## Records shown
((
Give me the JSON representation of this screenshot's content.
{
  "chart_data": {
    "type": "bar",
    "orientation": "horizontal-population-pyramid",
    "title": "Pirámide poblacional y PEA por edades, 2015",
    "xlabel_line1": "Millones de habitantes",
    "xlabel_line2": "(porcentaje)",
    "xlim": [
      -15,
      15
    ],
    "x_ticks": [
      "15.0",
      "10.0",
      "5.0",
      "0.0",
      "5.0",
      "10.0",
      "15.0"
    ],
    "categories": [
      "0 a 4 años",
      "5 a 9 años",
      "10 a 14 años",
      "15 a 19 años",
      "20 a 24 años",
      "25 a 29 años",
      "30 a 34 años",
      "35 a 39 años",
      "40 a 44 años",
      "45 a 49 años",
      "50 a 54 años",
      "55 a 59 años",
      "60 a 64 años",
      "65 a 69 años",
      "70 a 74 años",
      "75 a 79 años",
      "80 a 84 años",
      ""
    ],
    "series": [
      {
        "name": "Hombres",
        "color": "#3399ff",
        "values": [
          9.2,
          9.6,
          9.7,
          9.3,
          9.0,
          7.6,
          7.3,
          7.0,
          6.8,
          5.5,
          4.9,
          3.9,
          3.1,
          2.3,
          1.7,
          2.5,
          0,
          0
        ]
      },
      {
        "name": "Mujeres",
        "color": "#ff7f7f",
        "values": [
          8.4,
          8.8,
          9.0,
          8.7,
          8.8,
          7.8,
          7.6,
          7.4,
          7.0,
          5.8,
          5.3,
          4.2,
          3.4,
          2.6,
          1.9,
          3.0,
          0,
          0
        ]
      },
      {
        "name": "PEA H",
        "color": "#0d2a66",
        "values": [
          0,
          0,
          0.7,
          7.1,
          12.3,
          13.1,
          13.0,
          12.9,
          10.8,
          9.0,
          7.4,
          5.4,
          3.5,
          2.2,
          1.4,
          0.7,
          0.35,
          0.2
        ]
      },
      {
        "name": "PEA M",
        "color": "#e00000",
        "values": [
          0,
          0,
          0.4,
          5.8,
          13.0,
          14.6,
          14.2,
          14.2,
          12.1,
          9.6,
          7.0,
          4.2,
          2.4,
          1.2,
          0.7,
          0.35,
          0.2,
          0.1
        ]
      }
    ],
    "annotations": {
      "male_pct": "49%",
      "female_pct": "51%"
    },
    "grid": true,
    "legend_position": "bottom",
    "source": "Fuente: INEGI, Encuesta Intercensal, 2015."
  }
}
))
Extract from the material all lines containing the string "name".

        "name": "Hombres",
        "name": "Mujeres",
        "name": "PEA H",
        "name": "PEA M",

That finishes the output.